GOAL OF THE EXERCISE:
Rewrite the rows from the line with "data-label: 18%: [301, 407, 339, 428]" up to and including the line with "Find all labels, buttons, inputs, and", swapping "x-tick-label" for "axis-label" and leaving everything else unchanged.

+---+

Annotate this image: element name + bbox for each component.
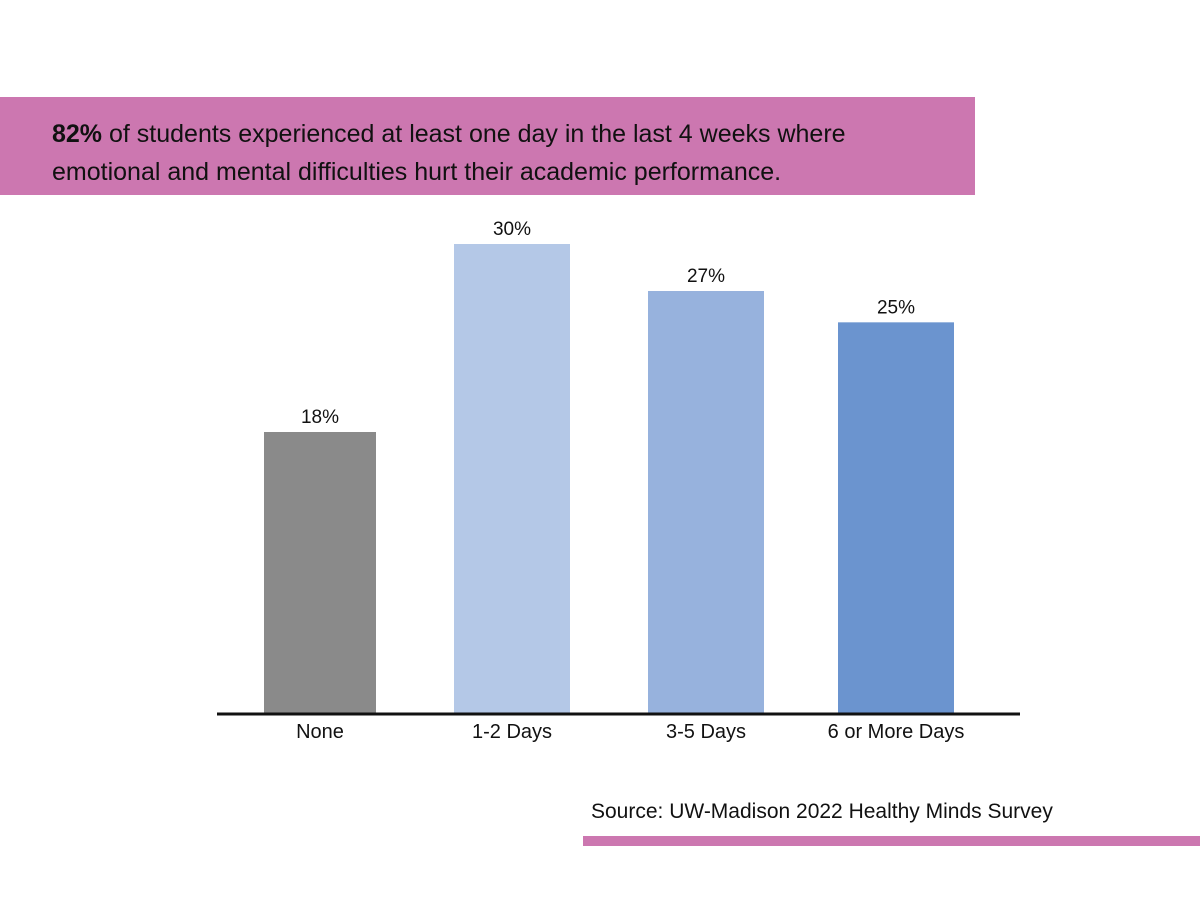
data-label: 18%: [301, 407, 339, 428]
header-line-2: emotional and mental difficulties hurt t…: [52, 158, 782, 186]
header-line-1: 82% of students experienced at least one…: [52, 115, 975, 153]
header-line-1-text: of students experienced at least one day…: [102, 120, 846, 148]
x-tick-label: 1-2 Days: [472, 721, 552, 743]
x-tick-label: 6 or More Days: [828, 721, 965, 743]
bar-1-2-days: [454, 244, 570, 714]
bar-3-5-days: [648, 291, 764, 714]
source-underline-bar: [583, 836, 1200, 846]
x-tick-label: 3-5 Days: [666, 721, 746, 743]
source-note: Source: UW-Madison 2022 Healthy Minds Su…: [591, 800, 1053, 823]
header-highlight: 82%: [52, 120, 103, 148]
bar-none: [264, 432, 376, 714]
x-tick-label: None: [296, 721, 344, 743]
data-label: 30%: [493, 219, 531, 240]
header-banner: 82% of students experienced at least one…: [0, 97, 975, 195]
data-label: 25%: [877, 297, 915, 318]
bar-6-or-more-days: [838, 322, 954, 714]
data-label: 27%: [687, 266, 725, 287]
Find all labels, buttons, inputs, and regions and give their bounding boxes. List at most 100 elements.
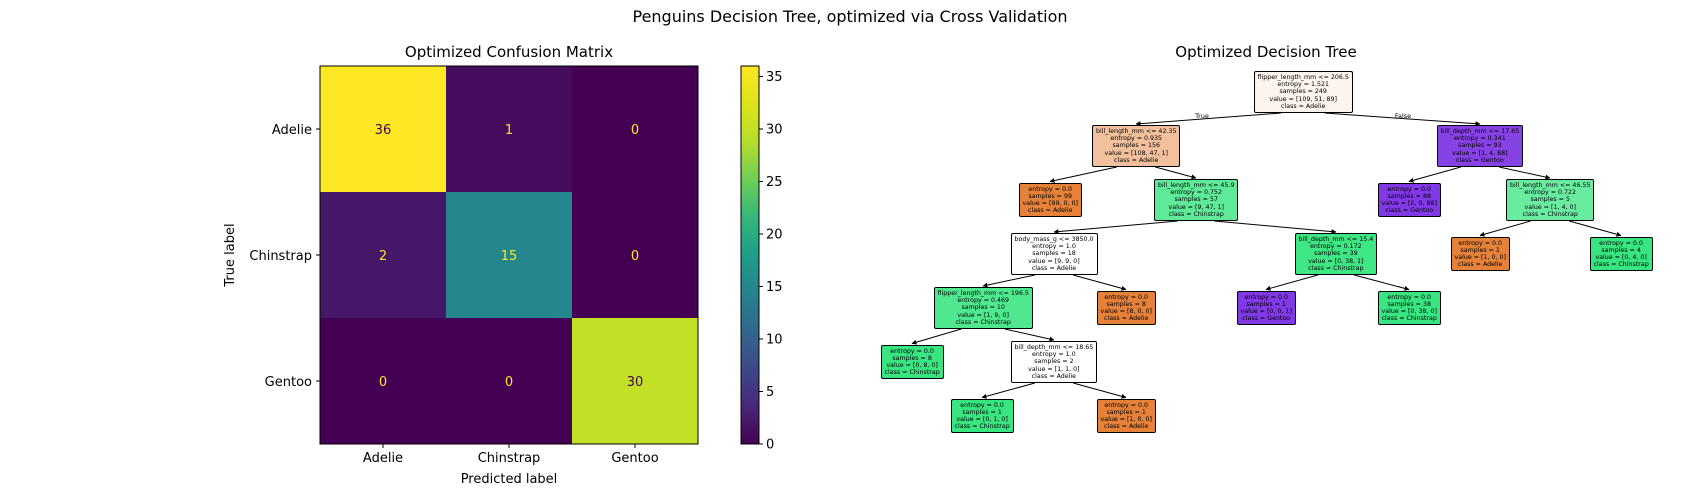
tree-node-line: samples = 249 bbox=[1279, 88, 1327, 96]
tree-node-line: samples = 2 bbox=[1034, 358, 1074, 366]
cm-y-tick-label: Chinstrap bbox=[249, 249, 312, 264]
tree-node-line: samples = 57 bbox=[1174, 196, 1218, 204]
tree-node-line: samples = 5 bbox=[1530, 196, 1570, 204]
tree-node-line: entropy = 0.0 bbox=[890, 347, 934, 355]
tree-node-line: bill_depth_mm <= 18.65 bbox=[1014, 344, 1094, 351]
tree-edge bbox=[1073, 382, 1127, 399]
decision-tree-panel: Optimized Decision Tree True False bbox=[911, 43, 1622, 399]
tree-edge bbox=[982, 274, 1035, 288]
tree-edge bbox=[1265, 274, 1318, 291]
tree-node: flipper_length_mm <= 196.5 entropy = 0.46… bbox=[933, 287, 1033, 330]
cm-cell-label: 1 bbox=[505, 123, 513, 138]
tree-node-line: class = Adelie bbox=[1031, 372, 1077, 380]
cm-cell bbox=[446, 192, 573, 319]
tree-node-line: value = [1, 1, 0] bbox=[1028, 365, 1080, 373]
tree-node-line: entropy = 0.0 bbox=[1028, 185, 1073, 193]
cm-y-ticks: Adelie Chinstrap Gentoo bbox=[249, 123, 320, 390]
colorbar-tick-label: 35 bbox=[766, 70, 783, 85]
tree-node-line: samples = 8 bbox=[1106, 300, 1146, 308]
tree-node-line: value = [1, 4, 88] bbox=[1452, 149, 1508, 157]
tree-node: flipper_length_mm <= 206.5 entropy = 1.52… bbox=[1253, 71, 1353, 114]
tree-node-line: body_mass_g <= 3850.0 bbox=[1014, 236, 1094, 243]
tree-node-line: entropy = 0.935 bbox=[1110, 135, 1163, 143]
cm-cell bbox=[446, 318, 573, 445]
tree-node: entropy = 0.0 samples = 4 value = [0, 4, 0… bbox=[1589, 236, 1653, 272]
tree-node: entropy = 0.0 samples = 99 value = [99, 0,… bbox=[1018, 182, 1082, 218]
tree-node-line: bill_length_mm <= 42.35 bbox=[1096, 128, 1177, 135]
tree-node-line: class = Chinstrap bbox=[954, 423, 1010, 431]
tree-edge bbox=[1049, 166, 1117, 183]
tree-node-line: value = [0, 38, 1] bbox=[1308, 257, 1364, 265]
tree-node-line: class = Chinstrap bbox=[1381, 315, 1437, 323]
tree-node-line: class = Chinstrap bbox=[884, 369, 940, 377]
tree-node: entropy = 0.0 samples = 1 value = [0, 0, 1… bbox=[1236, 290, 1296, 326]
tree-node-line: bill_depth_mm <= 15.4 bbox=[1298, 236, 1374, 243]
tree-node-line: class = Adelie bbox=[1114, 156, 1159, 164]
tree-node-line: samples = 88 bbox=[1387, 192, 1431, 200]
tree-node-line: bill_length_mm <= 46.55 bbox=[1510, 182, 1591, 189]
cm-cell-label: 0 bbox=[505, 375, 513, 390]
tree-node: bill_depth_mm <= 18.65 entropy = 1.0 sampl… bbox=[1010, 341, 1098, 384]
cm-cell bbox=[320, 192, 447, 319]
tree-node-line: samples = 99 bbox=[1028, 192, 1072, 200]
tree-node-line: entropy = 1.0 bbox=[1032, 243, 1076, 251]
tree-node-line: samples = 156 bbox=[1112, 142, 1160, 150]
tree-node-line: value = [1, 9, 0] bbox=[957, 311, 1009, 319]
cm-cell bbox=[572, 192, 699, 319]
tree-node-line: value = [1, 0, 0] bbox=[1100, 415, 1152, 423]
cm-cell-label: 0 bbox=[631, 249, 639, 264]
tree-edge bbox=[1354, 274, 1410, 291]
tree-node-line: bill_length_mm <= 45.9 bbox=[1158, 182, 1235, 189]
tree-node: entropy = 0.0 samples = 8 value = [0, 8, 0… bbox=[880, 344, 944, 380]
cm-cells: 36 1 0 2 15 0 0 0 30 bbox=[320, 66, 699, 445]
tree-node: entropy = 0.0 samples = 38 value = [0, 38,… bbox=[1377, 290, 1441, 326]
colorbar-tick-label: 15 bbox=[766, 280, 783, 295]
tree-node-line: value = [0, 0, 88] bbox=[1381, 199, 1437, 207]
tree-node-line: entropy = 0.722 bbox=[1524, 189, 1577, 197]
cm-cell bbox=[446, 66, 573, 193]
tree-node-line: entropy = 0.341 bbox=[1454, 135, 1506, 143]
colorbar: 0 5 10 15 20 25 30 35 bbox=[740, 65, 783, 453]
cm-cell bbox=[320, 318, 447, 445]
cm-x-ticks: Adelie Chinstrap Gentoo bbox=[363, 444, 659, 466]
tree-node-line: samples = 1 bbox=[1106, 408, 1146, 416]
cm-x-tick-label: Chinstrap bbox=[478, 451, 541, 466]
tree-node-line: value = [8, 0, 0] bbox=[1100, 307, 1152, 315]
tree-node-line: class = Adelie bbox=[1028, 207, 1073, 215]
tree-node-line: value = [0, 8, 0] bbox=[886, 361, 938, 369]
tree-node: entropy = 0.0 samples = 8 value = [8, 0, 0… bbox=[1096, 290, 1156, 326]
colorbar-tick-label: 25 bbox=[766, 175, 783, 190]
cm-cell-label: 15 bbox=[501, 249, 518, 264]
tree-node-line: class = Gentoo bbox=[1455, 156, 1504, 164]
tree-edge bbox=[1499, 166, 1551, 180]
tree-node-line: value = [9, 9, 0] bbox=[1028, 257, 1080, 265]
tree-node-line: flipper_length_mm <= 206.5 bbox=[1257, 74, 1349, 81]
tree-node-line: samples = 8 bbox=[892, 354, 932, 362]
tree-node-line: class = Chinstrap bbox=[1168, 210, 1224, 218]
tree-node-line: flipper_length_mm <= 196.5 bbox=[937, 290, 1029, 297]
figure-suptitle: Penguins Decision Tree, optimized via Cr… bbox=[632, 7, 1067, 26]
tree-node-line: value = [0, 1, 0] bbox=[956, 415, 1008, 423]
colorbar-tick-label: 30 bbox=[766, 123, 783, 138]
confusion-matrix-panel: Optimized Confusion Matrix 36 1 02 15 00 0 30 … bbox=[223, 43, 699, 487]
tree-edge bbox=[1324, 112, 1481, 127]
tree-node-line: value = [0, 4, 0] bbox=[1595, 253, 1647, 261]
tree-node-line: value = [1, 0, 0] bbox=[1454, 253, 1506, 261]
tree-node: bill_depth_mm <= 15.4 entropy = 0.172 samp… bbox=[1294, 233, 1378, 276]
tree-node-line: entropy = 0.752 bbox=[1170, 189, 1223, 197]
colorbar-tick-label: 5 bbox=[766, 385, 774, 400]
tree-edge bbox=[1135, 112, 1282, 127]
tree-node-line: class = Chinstrap bbox=[955, 318, 1011, 326]
tree-node-line: samples = 10 bbox=[961, 304, 1005, 312]
tree-edge bbox=[1004, 328, 1055, 342]
cm-x-tick-label: Adelie bbox=[363, 451, 403, 466]
cm-cell-label: 0 bbox=[631, 123, 639, 138]
cm-cell bbox=[320, 66, 447, 193]
colorbar-ticks: 0 5 10 15 20 25 30 35 bbox=[759, 70, 783, 453]
tree-node-line: class = Adelie bbox=[1281, 102, 1326, 110]
tree-node-line: entropy = 0.0 bbox=[1387, 293, 1432, 301]
tree-node: bill_length_mm <= 46.55 entropy = 0.722 sa… bbox=[1506, 179, 1595, 222]
cm-cell bbox=[572, 66, 699, 193]
tree-node: bill_length_mm <= 42.35 entropy = 0.935 sa… bbox=[1092, 125, 1181, 168]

+---+

ANSWER TO THE TASK:
data-label: 18%: [301, 407, 339, 428]
header-line-2: emotional and mental difficulties hurt t…: [52, 158, 782, 186]
header-line-1: 82% of students experienced at least one…: [52, 115, 975, 153]
header-line-1-text: of students experienced at least one day…: [102, 120, 846, 148]
axis-label: 1-2 Days: [472, 721, 552, 743]
axis-label: 6 or More Days: [828, 721, 965, 743]
bar-1-2-days: [454, 244, 570, 714]
bar-3-5-days: [648, 291, 764, 714]
source-underline-bar: [583, 836, 1200, 846]
axis-label: 3-5 Days: [666, 721, 746, 743]
source-note: Source: UW-Madison 2022 Healthy Minds Su…: [591, 800, 1053, 823]
header-highlight: 82%: [52, 120, 103, 148]
bar-none: [264, 432, 376, 714]
axis-label: None: [296, 721, 344, 743]
data-label: 30%: [493, 219, 531, 240]
header-banner: 82% of students experienced at least one…: [0, 97, 975, 195]
data-label: 25%: [877, 297, 915, 318]
bar-6-or-more-days: [838, 322, 954, 714]
data-label: 27%: [687, 266, 725, 287]
Find all labels, buttons, inputs, and regions and give their bounding boxes. List at most 100 elements.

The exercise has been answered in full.